Задания для выполнения:
[A] На какой этаж, согласно отрывку, Николай Иванович Коваленко перетаскал на своих плечах кровельное железо?
[B] Воспроизведите дословно часть отрывка, начиная со слов «Мне уже немного» и заканчивая словами «Деньги вы получили?».

Избранный отрывок:

Мне уже немного совестно за излишнюю резкость:
– Большое спасибо, Павел Анатольевич. Сейчас она чувствует себя хорошо. Мне рассказывали дома, что о них все время тщательно заботились. Я даже знаю, например, что Николай Иванович Коваленко самоотверженно перетаскал на пятый этаж на своих плечах несколько десятков килограмм кровельного железа, когда крыша начала протекать. Говорят, он даже заграничный костюм свой испортил…
Коваленко краснеет, а все остальные смеются. Судоплатов подымает руку:
– Не благодарите. Это наша общая обязанность. Вы же были на государственном задании… Ну, ладно, – отдыхайте. Походите по театрам, кино. Деньги вы получили?
– Еще на аэродроме, – отвечает за меня Коваленко.
– Вам достаточно?
– Вполне, – отвечаю я.
– Ну, и прекрасно. Вы устали, мы все это понимаем. Что же касается ваших «наболевших» вопросов, – я подумаю. Такие вещи нельзя решать сгоряча. Передайте привет вашей маме.
И он тем же широким, почти наотмашь, жестом протягивает мне руку.

Записи, выбранные из собрания:
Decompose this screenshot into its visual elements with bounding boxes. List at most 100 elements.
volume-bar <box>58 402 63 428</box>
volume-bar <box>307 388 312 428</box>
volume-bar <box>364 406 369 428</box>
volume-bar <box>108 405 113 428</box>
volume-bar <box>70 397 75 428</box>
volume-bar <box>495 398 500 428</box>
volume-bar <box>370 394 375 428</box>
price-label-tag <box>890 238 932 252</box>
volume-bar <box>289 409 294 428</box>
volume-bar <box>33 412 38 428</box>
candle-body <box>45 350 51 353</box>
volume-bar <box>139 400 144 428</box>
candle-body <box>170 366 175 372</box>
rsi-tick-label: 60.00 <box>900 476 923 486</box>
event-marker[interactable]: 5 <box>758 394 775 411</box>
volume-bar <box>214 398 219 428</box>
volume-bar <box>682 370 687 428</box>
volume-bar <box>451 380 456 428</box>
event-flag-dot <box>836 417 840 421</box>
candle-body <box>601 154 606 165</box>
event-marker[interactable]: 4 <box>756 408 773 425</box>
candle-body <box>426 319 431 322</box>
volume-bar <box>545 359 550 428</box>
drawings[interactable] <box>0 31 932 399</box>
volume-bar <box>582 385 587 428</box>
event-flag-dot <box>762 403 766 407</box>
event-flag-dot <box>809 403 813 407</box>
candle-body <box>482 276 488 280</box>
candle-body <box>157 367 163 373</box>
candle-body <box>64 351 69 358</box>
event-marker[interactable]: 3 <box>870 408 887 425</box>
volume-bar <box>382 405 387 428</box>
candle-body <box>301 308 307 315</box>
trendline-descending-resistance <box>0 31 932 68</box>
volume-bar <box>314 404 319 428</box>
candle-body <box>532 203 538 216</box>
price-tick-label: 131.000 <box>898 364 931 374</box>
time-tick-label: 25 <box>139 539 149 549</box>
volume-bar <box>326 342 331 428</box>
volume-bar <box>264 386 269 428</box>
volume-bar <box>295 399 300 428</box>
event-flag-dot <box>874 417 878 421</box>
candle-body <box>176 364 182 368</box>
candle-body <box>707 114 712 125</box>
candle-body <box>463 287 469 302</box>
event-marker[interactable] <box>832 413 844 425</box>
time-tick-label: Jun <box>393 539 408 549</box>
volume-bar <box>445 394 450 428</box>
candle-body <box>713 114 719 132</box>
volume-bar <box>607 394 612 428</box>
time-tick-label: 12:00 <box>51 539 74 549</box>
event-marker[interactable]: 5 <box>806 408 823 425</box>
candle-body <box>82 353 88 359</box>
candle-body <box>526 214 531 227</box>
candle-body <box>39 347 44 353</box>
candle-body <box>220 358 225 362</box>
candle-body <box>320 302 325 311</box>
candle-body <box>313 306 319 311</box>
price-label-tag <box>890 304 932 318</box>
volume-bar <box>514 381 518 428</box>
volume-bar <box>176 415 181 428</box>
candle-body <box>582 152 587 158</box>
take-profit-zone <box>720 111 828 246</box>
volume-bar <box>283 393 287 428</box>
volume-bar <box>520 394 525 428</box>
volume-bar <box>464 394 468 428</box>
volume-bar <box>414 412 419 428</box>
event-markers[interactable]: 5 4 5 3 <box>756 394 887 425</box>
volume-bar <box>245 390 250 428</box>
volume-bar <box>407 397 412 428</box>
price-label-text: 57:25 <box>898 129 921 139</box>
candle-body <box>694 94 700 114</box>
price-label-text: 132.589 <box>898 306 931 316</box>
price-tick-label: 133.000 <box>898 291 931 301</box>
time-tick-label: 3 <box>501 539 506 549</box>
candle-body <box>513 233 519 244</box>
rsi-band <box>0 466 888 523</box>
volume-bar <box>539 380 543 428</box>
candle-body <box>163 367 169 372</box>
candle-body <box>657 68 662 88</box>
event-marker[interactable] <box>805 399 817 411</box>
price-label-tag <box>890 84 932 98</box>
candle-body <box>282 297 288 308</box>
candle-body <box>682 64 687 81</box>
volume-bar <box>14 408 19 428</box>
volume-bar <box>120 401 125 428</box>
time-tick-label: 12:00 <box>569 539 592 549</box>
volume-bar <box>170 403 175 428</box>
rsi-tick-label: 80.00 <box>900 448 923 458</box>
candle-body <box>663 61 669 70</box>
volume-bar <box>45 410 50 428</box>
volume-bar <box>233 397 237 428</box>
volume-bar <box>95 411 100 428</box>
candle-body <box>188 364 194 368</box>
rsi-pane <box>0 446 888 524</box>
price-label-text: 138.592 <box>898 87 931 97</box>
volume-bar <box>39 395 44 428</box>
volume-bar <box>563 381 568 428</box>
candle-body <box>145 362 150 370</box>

Ответы к заданиям:
[A] На пятый этаж.

[B]
Мне уже немного совестно за излишнюю резкость:
– Большое спасибо, Павел Анатольевич. Сейчас она чувствует себя хорошо. Мне рассказывали дома, что о них все время тщательно заботились. Я даже знаю, например, что Николай Иванович Коваленко самоотверженно перетаскал на пятый этаж на своих плечах несколько десятков килограмм кровельного железа, когда крыша начала протекать. Говорят, он даже заграничный костюм свой испортил…
Коваленко краснеет, а все остальные смеются. Судоплатов подымает руку:
– Не благодарите. Это наша общая обязанность. Вы же были на государственном задании… Ну, ладно, – отдыхайте. Походите по театрам, кино. Деньги вы получили?